* _Written request_: Track down the lines that contain "territory" and copy them.

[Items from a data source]

◇ ◇ ◇ ◇ ◇ ◇ ◇

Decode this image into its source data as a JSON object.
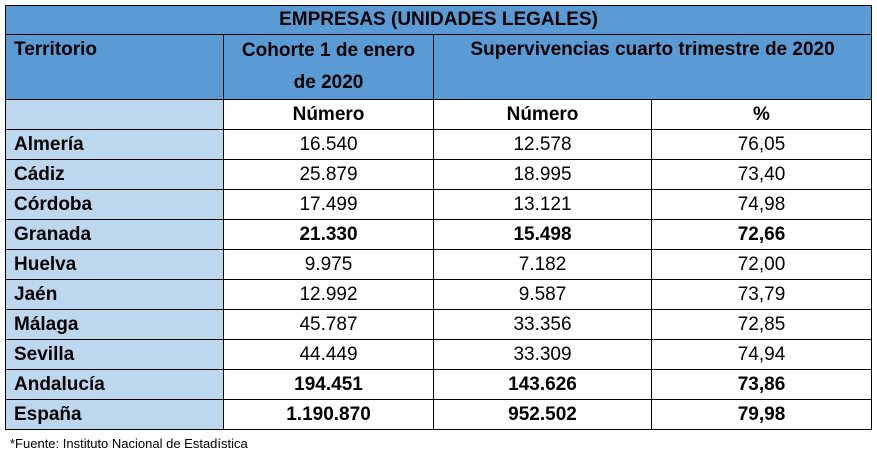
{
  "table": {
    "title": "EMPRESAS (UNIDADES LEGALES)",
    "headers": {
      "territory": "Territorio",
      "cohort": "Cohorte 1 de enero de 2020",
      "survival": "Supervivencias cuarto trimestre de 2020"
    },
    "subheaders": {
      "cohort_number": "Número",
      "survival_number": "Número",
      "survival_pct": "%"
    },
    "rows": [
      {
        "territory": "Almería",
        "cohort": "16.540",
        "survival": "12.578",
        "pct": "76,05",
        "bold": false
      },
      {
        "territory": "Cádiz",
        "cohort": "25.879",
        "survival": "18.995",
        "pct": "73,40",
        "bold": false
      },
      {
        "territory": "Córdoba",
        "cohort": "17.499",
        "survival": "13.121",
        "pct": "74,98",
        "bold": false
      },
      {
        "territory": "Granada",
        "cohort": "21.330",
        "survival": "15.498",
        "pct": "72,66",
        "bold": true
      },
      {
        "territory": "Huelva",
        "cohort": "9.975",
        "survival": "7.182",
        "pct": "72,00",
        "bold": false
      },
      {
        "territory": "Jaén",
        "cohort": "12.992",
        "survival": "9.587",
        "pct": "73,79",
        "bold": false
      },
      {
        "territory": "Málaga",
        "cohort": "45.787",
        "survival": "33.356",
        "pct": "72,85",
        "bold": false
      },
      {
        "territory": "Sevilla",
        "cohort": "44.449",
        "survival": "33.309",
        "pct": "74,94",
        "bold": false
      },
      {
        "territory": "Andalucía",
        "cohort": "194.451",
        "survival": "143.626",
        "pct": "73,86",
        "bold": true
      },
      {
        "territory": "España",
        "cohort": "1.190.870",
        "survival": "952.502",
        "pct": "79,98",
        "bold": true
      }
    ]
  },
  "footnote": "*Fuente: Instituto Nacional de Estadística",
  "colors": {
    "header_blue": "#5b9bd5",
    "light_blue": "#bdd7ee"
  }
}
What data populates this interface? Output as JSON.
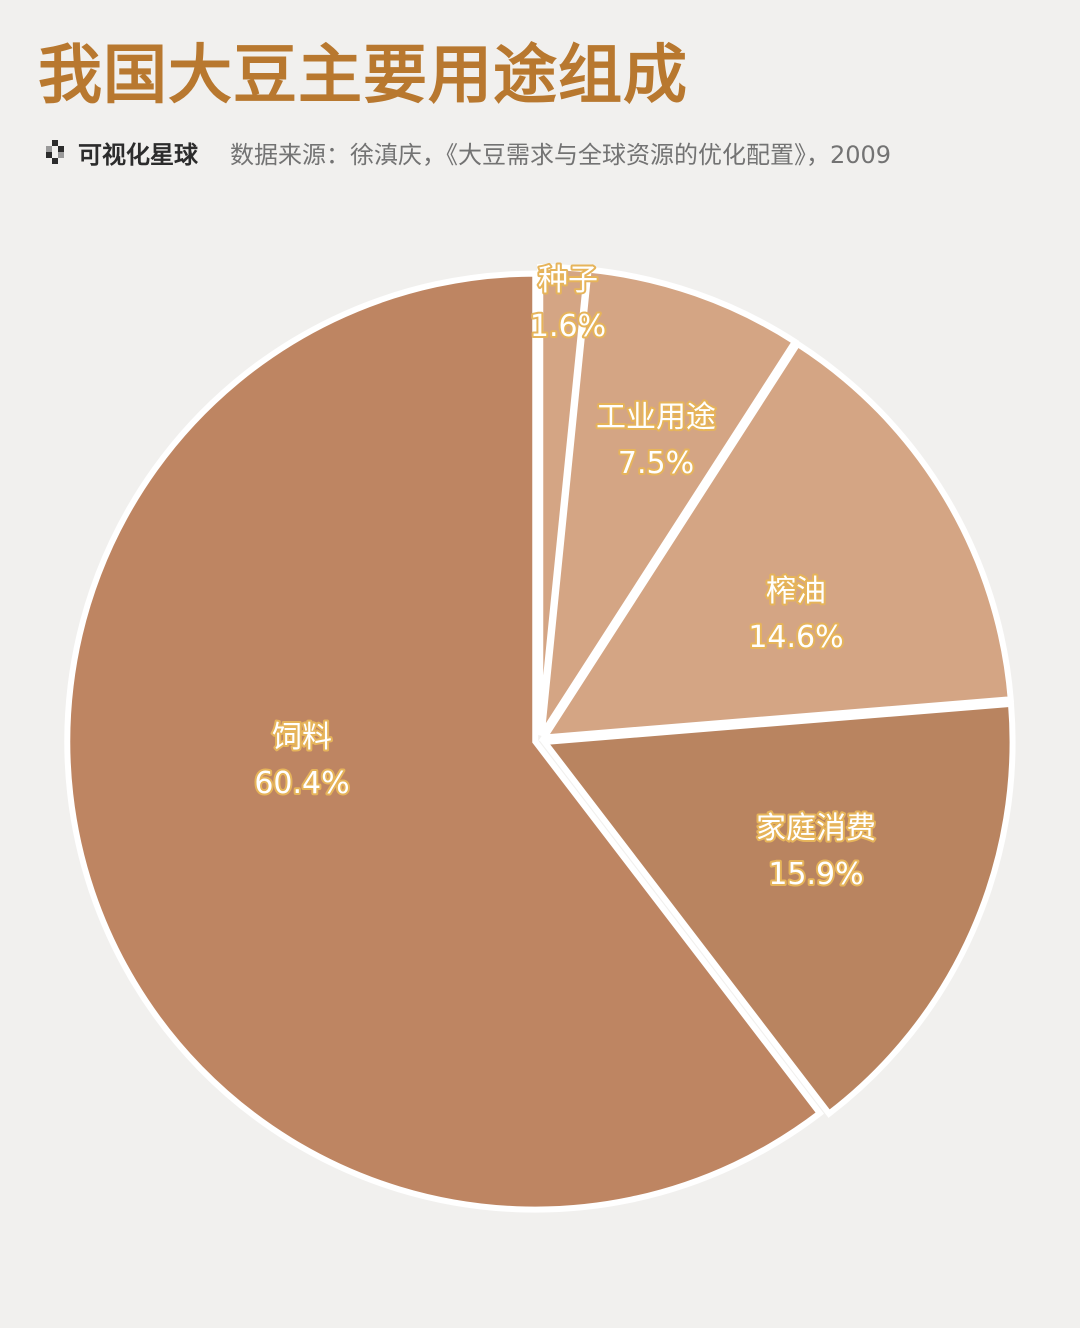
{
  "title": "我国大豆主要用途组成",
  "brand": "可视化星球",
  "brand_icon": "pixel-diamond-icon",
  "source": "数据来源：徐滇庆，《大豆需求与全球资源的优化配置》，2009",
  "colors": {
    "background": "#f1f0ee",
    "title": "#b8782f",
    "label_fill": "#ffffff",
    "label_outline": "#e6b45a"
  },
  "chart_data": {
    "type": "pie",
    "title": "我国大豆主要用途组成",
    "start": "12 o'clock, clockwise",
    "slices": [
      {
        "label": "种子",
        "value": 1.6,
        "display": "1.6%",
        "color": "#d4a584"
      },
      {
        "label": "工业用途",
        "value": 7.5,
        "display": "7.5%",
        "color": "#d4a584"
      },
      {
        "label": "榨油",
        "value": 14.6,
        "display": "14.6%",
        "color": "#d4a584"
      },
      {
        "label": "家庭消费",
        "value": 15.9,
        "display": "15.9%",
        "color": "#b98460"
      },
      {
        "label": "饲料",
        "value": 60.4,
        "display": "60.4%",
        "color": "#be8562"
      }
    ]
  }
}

◇ ◇ ◇ ◇ ◇ ◇ ◇

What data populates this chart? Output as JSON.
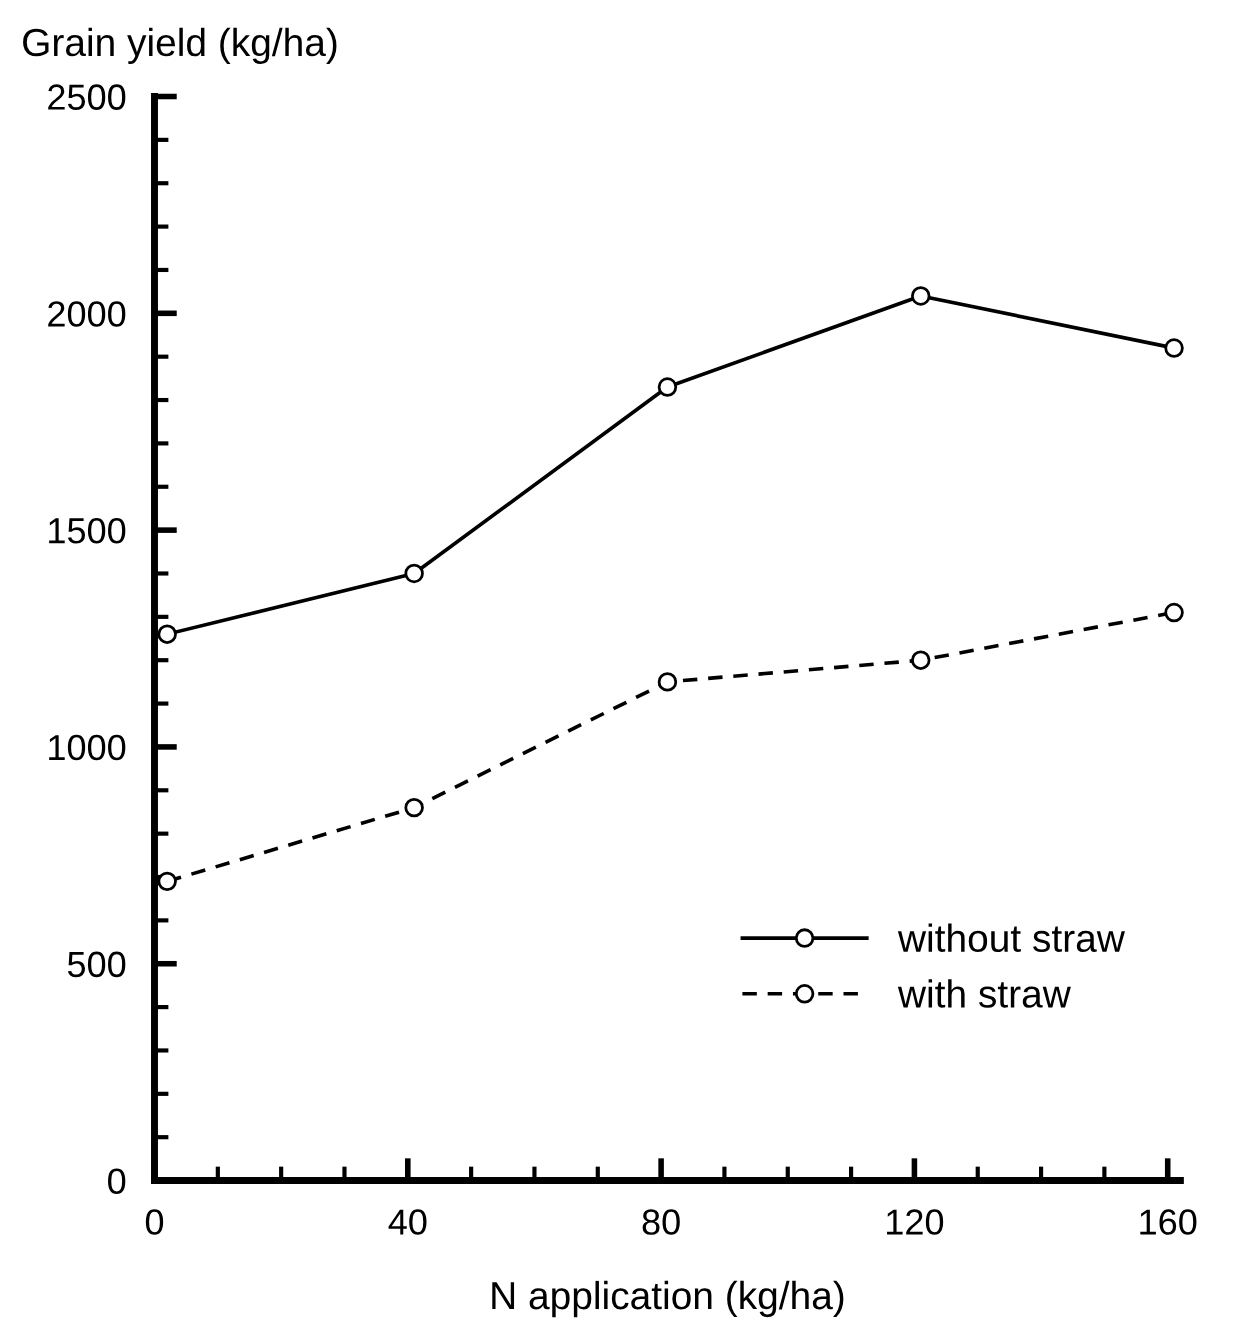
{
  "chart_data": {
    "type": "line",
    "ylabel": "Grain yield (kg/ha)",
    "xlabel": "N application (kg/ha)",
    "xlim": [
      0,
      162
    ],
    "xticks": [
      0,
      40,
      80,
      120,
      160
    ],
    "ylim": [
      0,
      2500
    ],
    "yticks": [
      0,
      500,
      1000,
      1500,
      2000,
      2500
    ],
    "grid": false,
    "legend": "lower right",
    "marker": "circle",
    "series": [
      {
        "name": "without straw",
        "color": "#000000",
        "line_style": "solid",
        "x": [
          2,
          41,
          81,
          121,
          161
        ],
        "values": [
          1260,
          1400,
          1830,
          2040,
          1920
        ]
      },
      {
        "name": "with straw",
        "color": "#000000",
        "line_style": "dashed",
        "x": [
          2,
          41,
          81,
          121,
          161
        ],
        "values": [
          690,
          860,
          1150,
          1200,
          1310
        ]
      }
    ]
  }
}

◇ ◇ ◇ ◇ ◇ ◇ ◇

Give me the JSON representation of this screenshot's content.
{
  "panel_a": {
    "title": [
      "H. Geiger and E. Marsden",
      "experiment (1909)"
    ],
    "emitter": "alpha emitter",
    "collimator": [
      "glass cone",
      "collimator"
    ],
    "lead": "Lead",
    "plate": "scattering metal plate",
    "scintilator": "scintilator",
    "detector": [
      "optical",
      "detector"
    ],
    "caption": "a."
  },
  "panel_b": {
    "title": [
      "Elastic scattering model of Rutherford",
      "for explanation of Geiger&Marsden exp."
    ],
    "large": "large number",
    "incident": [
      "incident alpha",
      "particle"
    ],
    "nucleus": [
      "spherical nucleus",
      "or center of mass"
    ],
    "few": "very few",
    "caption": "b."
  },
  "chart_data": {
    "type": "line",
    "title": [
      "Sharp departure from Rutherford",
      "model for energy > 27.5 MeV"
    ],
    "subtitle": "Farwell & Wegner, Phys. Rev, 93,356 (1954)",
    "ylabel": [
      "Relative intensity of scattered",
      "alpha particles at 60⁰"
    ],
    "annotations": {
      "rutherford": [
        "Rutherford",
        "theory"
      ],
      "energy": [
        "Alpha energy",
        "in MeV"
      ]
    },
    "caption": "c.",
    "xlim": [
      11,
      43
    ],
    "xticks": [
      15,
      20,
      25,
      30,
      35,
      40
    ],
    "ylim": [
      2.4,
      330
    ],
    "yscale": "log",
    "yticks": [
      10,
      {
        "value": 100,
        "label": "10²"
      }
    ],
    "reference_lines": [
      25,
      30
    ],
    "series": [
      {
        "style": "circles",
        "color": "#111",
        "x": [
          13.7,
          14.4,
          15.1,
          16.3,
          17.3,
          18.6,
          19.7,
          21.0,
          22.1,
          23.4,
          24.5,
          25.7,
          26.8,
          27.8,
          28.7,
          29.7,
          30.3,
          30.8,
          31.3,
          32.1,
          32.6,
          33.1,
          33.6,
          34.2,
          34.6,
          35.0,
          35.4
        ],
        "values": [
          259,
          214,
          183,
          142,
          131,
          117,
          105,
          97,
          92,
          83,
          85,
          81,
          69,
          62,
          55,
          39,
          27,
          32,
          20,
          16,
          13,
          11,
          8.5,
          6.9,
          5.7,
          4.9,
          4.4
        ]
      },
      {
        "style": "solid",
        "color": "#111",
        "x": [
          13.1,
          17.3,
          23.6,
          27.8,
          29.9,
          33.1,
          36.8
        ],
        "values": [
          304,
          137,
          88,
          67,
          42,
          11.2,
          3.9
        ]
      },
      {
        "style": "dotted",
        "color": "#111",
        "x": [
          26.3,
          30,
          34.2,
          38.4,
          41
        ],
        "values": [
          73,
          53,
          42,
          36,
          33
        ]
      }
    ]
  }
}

◇ ◇ ◇ ◇ ◇ ◇ ◇

* _Result_:
      "territory": "Territorio",
        "territory": "Almería",
        "territory": "Cádiz",
        "territory": "Córdoba",
        "territory": "Granada",
        "territory": "Huelva",
        "territory": "Jaén",
        "territory": "Málaga",
        "territory": "Sevilla",
        "territory": "Andalucía",
        "territory": "España",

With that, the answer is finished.